* STATED EXERCISE *
Go through the entries below and copy each line containing the word "probability".
>> start PROVIDED RECORDS
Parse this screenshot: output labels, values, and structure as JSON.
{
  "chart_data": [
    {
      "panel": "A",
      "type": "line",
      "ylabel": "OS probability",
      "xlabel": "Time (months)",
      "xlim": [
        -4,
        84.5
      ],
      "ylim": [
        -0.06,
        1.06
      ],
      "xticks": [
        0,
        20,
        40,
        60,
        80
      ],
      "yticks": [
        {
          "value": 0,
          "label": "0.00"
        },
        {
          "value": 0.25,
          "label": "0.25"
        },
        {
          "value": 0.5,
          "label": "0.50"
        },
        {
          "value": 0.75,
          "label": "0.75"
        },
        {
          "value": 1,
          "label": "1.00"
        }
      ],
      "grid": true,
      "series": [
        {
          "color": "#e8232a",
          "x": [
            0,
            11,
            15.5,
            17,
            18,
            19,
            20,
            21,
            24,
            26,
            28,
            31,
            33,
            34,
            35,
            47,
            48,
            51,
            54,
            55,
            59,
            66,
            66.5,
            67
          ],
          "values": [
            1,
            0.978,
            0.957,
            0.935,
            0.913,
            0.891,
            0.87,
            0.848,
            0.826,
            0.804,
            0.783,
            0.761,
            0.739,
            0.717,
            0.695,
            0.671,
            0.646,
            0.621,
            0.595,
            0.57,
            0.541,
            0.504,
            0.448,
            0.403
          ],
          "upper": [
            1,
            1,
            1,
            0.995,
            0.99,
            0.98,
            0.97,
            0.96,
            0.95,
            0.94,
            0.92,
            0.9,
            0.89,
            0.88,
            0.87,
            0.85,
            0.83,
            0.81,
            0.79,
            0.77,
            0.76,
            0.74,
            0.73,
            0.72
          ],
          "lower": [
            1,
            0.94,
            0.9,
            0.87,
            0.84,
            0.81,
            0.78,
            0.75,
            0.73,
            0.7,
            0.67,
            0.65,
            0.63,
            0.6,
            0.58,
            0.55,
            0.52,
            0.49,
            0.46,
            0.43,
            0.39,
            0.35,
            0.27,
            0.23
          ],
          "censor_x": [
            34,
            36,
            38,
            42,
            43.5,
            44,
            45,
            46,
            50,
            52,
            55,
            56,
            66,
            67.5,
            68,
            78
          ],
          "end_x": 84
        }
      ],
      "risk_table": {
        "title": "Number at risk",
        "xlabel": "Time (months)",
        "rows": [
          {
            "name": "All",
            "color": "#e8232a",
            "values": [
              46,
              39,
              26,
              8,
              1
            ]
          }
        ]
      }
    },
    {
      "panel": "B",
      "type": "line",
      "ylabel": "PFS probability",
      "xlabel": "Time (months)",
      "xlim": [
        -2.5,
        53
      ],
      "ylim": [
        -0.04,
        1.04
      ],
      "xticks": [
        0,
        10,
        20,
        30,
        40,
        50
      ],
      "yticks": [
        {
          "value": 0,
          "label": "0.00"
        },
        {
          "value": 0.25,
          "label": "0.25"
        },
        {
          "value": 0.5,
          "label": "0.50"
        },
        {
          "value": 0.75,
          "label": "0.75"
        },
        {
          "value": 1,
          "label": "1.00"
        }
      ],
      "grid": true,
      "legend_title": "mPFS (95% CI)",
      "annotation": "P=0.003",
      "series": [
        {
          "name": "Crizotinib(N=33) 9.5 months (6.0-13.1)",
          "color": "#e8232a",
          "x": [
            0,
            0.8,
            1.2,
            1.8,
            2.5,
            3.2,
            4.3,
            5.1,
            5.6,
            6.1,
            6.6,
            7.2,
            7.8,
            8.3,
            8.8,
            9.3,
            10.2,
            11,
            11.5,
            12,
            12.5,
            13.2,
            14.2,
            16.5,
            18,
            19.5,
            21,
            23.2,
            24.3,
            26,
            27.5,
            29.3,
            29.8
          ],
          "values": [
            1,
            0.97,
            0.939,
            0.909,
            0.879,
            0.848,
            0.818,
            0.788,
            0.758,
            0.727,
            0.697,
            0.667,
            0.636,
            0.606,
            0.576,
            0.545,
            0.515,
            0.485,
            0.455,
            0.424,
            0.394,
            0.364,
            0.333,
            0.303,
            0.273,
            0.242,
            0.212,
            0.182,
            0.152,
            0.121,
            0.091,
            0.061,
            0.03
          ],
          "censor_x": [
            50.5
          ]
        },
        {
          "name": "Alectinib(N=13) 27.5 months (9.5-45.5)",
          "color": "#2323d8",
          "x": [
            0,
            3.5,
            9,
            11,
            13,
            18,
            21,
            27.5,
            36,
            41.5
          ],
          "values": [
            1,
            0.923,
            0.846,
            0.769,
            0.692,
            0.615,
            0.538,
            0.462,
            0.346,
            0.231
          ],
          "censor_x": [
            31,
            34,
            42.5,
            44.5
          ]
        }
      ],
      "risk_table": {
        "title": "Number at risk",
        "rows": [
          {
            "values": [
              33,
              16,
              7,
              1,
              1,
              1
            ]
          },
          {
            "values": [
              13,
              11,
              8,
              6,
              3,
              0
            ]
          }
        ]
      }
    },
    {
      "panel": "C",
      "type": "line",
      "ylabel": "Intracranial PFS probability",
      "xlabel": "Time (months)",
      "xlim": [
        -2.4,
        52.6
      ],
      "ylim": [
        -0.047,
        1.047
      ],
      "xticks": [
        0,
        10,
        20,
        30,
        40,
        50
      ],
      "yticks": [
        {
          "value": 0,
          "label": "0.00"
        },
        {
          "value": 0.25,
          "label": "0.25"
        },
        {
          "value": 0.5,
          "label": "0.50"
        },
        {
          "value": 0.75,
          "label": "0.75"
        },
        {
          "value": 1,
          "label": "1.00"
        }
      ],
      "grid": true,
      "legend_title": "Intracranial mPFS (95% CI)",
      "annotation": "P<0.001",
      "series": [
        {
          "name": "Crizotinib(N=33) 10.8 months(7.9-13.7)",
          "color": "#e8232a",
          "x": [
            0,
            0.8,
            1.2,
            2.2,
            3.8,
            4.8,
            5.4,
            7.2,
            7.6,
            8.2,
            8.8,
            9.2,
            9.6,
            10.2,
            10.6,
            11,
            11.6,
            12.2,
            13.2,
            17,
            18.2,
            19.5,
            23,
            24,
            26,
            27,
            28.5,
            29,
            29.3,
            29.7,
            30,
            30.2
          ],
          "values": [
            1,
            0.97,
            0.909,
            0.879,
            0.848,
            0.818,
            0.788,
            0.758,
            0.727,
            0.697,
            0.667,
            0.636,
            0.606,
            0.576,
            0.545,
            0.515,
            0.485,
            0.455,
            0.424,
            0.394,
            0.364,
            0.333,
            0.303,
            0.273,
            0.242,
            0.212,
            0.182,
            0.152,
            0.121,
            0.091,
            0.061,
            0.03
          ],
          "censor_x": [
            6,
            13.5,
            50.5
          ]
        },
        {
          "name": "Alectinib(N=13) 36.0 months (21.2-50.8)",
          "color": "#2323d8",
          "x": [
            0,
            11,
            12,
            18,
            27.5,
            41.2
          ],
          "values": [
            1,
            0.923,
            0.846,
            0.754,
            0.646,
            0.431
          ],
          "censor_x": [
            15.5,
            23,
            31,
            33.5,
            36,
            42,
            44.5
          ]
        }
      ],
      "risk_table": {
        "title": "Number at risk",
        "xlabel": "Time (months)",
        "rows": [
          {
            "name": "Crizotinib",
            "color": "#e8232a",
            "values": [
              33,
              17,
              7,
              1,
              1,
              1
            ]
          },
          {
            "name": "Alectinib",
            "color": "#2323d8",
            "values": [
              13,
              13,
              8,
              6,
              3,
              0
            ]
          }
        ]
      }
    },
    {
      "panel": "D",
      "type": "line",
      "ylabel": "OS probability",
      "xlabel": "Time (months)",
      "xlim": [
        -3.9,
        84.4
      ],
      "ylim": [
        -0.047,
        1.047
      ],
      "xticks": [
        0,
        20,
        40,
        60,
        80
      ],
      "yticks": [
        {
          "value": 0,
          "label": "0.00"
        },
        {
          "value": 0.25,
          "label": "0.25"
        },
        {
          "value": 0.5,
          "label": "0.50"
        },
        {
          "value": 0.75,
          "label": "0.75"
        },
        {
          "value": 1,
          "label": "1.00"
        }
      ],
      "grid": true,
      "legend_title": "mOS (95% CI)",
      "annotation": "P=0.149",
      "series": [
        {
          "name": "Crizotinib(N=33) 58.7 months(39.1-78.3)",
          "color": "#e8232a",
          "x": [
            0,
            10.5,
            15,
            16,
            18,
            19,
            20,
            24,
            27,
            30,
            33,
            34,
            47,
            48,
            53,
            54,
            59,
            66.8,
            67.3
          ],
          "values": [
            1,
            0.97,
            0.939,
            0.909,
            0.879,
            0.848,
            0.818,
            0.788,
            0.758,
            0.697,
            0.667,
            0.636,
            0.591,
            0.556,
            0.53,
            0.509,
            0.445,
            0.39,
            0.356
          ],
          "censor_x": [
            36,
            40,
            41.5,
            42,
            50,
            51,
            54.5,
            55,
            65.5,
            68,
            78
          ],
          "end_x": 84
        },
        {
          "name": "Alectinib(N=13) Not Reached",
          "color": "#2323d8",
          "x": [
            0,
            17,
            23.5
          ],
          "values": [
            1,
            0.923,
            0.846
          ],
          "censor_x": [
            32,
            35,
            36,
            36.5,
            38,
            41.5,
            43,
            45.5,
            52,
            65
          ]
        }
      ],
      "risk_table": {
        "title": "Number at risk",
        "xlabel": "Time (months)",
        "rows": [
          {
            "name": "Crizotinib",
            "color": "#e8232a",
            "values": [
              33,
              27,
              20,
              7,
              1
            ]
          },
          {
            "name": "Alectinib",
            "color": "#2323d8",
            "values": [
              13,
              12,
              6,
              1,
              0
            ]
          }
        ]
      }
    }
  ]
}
>> end PROVIDED RECORDS
* OUTPUT BELOW *
      "ylabel": "OS probability",
      "ylabel": "PFS probability",
      "ylabel": "Intracranial PFS probability",
      "ylabel": "OS probability",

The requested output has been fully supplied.